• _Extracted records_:
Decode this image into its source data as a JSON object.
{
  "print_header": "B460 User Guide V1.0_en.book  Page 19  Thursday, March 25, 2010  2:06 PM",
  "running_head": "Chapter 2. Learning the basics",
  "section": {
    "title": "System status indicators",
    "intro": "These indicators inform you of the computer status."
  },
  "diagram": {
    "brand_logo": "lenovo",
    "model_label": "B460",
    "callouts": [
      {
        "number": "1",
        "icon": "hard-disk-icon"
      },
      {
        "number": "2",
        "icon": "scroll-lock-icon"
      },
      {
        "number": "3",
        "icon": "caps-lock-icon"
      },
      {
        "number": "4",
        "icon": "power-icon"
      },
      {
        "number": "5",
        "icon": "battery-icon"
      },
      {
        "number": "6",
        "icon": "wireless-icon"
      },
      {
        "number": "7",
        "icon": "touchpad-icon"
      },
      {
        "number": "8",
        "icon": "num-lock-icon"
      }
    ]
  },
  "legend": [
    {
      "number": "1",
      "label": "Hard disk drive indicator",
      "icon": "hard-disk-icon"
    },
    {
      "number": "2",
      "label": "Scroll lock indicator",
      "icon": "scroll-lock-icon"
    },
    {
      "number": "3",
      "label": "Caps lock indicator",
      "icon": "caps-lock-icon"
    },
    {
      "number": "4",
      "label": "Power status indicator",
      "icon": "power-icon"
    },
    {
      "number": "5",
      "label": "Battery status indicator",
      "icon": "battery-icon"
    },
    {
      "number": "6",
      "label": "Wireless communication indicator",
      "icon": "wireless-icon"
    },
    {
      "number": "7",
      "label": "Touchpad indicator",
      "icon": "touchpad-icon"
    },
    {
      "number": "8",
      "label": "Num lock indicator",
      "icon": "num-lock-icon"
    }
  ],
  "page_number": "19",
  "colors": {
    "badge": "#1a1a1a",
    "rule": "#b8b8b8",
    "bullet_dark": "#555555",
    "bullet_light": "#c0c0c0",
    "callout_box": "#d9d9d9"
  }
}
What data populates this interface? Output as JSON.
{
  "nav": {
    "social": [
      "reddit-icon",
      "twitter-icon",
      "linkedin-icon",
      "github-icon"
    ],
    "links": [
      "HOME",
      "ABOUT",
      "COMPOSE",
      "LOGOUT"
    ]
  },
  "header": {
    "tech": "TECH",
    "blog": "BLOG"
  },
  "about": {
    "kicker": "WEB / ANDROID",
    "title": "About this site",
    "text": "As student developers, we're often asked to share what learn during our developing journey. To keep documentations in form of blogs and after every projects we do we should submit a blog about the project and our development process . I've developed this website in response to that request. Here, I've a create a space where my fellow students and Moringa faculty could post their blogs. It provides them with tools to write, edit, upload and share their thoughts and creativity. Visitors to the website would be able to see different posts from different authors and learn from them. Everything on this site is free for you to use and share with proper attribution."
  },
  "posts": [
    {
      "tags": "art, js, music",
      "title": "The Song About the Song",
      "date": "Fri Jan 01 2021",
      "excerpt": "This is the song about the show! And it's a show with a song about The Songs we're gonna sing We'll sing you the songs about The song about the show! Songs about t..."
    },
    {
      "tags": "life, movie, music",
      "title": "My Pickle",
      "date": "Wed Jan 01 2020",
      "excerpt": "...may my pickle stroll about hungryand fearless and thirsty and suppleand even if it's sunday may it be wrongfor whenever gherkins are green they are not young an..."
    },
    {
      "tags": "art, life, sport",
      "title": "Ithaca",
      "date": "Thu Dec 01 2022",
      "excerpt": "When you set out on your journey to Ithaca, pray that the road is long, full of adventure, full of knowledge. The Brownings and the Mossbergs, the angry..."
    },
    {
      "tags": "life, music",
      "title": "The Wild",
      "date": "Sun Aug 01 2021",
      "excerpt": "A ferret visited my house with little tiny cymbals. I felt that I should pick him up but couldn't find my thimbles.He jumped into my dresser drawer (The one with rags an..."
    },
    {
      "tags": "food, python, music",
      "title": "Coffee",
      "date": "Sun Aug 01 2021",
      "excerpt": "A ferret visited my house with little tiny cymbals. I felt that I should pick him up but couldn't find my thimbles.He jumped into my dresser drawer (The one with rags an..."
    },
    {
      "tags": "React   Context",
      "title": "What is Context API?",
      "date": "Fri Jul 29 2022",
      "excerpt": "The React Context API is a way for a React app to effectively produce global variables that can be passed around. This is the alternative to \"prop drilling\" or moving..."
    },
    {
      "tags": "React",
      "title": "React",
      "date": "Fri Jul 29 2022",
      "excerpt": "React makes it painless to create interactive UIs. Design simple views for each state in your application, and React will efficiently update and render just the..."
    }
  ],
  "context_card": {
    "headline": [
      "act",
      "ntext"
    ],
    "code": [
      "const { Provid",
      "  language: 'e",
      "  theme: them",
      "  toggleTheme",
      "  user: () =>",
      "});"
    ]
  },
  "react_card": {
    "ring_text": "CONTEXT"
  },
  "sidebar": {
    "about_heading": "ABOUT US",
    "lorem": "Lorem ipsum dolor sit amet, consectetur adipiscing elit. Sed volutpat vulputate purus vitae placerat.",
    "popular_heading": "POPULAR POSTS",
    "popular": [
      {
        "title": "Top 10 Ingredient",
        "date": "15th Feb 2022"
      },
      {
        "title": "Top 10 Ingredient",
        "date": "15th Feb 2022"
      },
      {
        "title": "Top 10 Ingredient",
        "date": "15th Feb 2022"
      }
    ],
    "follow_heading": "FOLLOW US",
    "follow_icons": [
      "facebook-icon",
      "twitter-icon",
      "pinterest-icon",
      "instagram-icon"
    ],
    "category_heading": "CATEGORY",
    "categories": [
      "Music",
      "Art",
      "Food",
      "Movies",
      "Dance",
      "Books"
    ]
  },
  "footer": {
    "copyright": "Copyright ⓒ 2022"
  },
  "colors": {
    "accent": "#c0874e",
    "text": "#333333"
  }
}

• _THE EXERCISE_:
Every line above should be retyped exactly as given.

• _COMPLETE RESPONSE_:
Decode this image into its source data as a JSON object.
{
  "print_header": "B460 User Guide V1.0_en.book  Page 19  Thursday, March 25, 2010  2:06 PM",
  "running_head": "Chapter 2. Learning the basics",
  "section": {
    "title": "System status indicators",
    "intro": "These indicators inform you of the computer status."
  },
  "diagram": {
    "brand_logo": "lenovo",
    "model_label": "B460",
    "callouts": [
      {
        "number": "1",
        "icon": "hard-disk-icon"
      },
      {
        "number": "2",
        "icon": "scroll-lock-icon"
      },
      {
        "number": "3",
        "icon": "caps-lock-icon"
      },
      {
        "number": "4",
        "icon": "power-icon"
      },
      {
        "number": "5",
        "icon": "battery-icon"
      },
      {
        "number": "6",
        "icon": "wireless-icon"
      },
      {
        "number": "7",
        "icon": "touchpad-icon"
      },
      {
        "number": "8",
        "icon": "num-lock-icon"
      }
    ]
  },
  "legend": [
    {
      "number": "1",
      "label": "Hard disk drive indicator",
      "icon": "hard-disk-icon"
    },
    {
      "number": "2",
      "label": "Scroll lock indicator",
      "icon": "scroll-lock-icon"
    },
    {
      "number": "3",
      "label": "Caps lock indicator",
      "icon": "caps-lock-icon"
    },
    {
      "number": "4",
      "label": "Power status indicator",
      "icon": "power-icon"
    },
    {
      "number": "5",
      "label": "Battery status indicator",
      "icon": "battery-icon"
    },
    {
      "number": "6",
      "label": "Wireless communication indicator",
      "icon": "wireless-icon"
    },
    {
      "number": "7",
      "label": "Touchpad indicator",
      "icon": "touchpad-icon"
    },
    {
      "number": "8",
      "label": "Num lock indicator",
      "icon": "num-lock-icon"
    }
  ],
  "page_number": "19",
  "colors": {
    "badge": "#1a1a1a",
    "rule": "#b8b8b8",
    "bullet_dark": "#555555",
    "bullet_light": "#c0c0c0",
    "callout_box": "#d9d9d9"
  }
}
What data populates this interface? Output as JSON.
{
  "nav": {
    "social": [
      "reddit-icon",
      "twitter-icon",
      "linkedin-icon",
      "github-icon"
    ],
    "links": [
      "HOME",
      "ABOUT",
      "COMPOSE",
      "LOGOUT"
    ]
  },
  "header": {
    "tech": "TECH",
    "blog": "BLOG"
  },
  "about": {
    "kicker": "WEB / ANDROID",
    "title": "About this site",
    "text": "As student developers, we're often asked to share what learn during our developing journey. To keep documentations in form of blogs and after every projects we do we should submit a blog about the project and our development process . I've developed this website in response to that request. Here, I've a create a space where my fellow students and Moringa faculty could post their blogs. It provides them with tools to write, edit, upload and share their thoughts and creativity. Visitors to the website would be able to see different posts from different authors and learn from them. Everything on this site is free for you to use and share with proper attribution."
  },
  "posts": [
    {
      "tags": "art, js, music",
      "title": "The Song About the Song",
      "date": "Fri Jan 01 2021",
      "excerpt": "This is the song about the show! And it's a show with a song about The Songs we're gonna sing We'll sing you the songs about The song about the show! Songs about t..."
    },
    {
      "tags": "life, movie, music",
      "title": "My Pickle",
      "date": "Wed Jan 01 2020",
      "excerpt": "...may my pickle stroll about hungryand fearless and thirsty and suppleand even if it's sunday may it be wrongfor whenever gherkins are green they are not young an..."
    },
    {
      "tags": "art, life, sport",
      "title": "Ithaca",
      "date": "Thu Dec 01 2022",
      "excerpt": "When you set out on your journey to Ithaca, pray that the road is long, full of adventure, full of knowledge. The Brownings and the Mossbergs, the angry..."
    },
    {
      "tags": "life, music",
      "title": "The Wild",
      "date": "Sun Aug 01 2021",
      "excerpt": "A ferret visited my house with little tiny cymbals. I felt that I should pick him up but couldn't find my thimbles.He jumped into my dresser drawer (The one with rags an..."
    },
    {
      "tags": "food, python, music",
      "title": "Coffee",
      "date": "Sun Aug 01 2021",
      "excerpt": "A ferret visited my house with little tiny cymbals. I felt that I should pick him up but couldn't find my thimbles.He jumped into my dresser drawer (The one with rags an..."
    },
    {
      "tags": "React   Context",
      "title": "What is Context API?",
      "date": "Fri Jul 29 2022",
      "excerpt": "The React Context API is a way for a React app to effectively produce global variables that can be passed around. This is the alternative to \"prop drilling\" or moving..."
    },
    {
      "tags": "React",
      "title": "React",
      "date": "Fri Jul 29 2022",
      "excerpt": "React makes it painless to create interactive UIs. Design simple views for each state in your application, and React will efficiently update and render just the..."
    }
  ],
  "context_card": {
    "headline": [
      "act",
      "ntext"
    ],
    "code": [
      "const { Provid",
      "  language: 'e",
      "  theme: them",
      "  toggleTheme",
      "  user: () =>",
      "});"
    ]
  },
  "react_card": {
    "ring_text": "CONTEXT"
  },
  "sidebar": {
    "about_heading": "ABOUT US",
    "lorem": "Lorem ipsum dolor sit amet, consectetur adipiscing elit. Sed volutpat vulputate purus vitae placerat.",
    "popular_heading": "POPULAR POSTS",
    "popular": [
      {
        "title": "Top 10 Ingredient",
        "date": "15th Feb 2022"
      },
      {
        "title": "Top 10 Ingredient",
        "date": "15th Feb 2022"
      },
      {
        "title": "Top 10 Ingredient",
        "date": "15th Feb 2022"
      }
    ],
    "follow_heading": "FOLLOW US",
    "follow_icons": [
      "facebook-icon",
      "twitter-icon",
      "pinterest-icon",
      "instagram-icon"
    ],
    "category_heading": "CATEGORY",
    "categories": [
      "Music",
      "Art",
      "Food",
      "Movies",
      "Dance",
      "Books"
    ]
  },
  "footer": {
    "copyright": "Copyright ⓒ 2022"
  },
  "colors": {
    "accent": "#c0874e",
    "text": "#333333"
  }
}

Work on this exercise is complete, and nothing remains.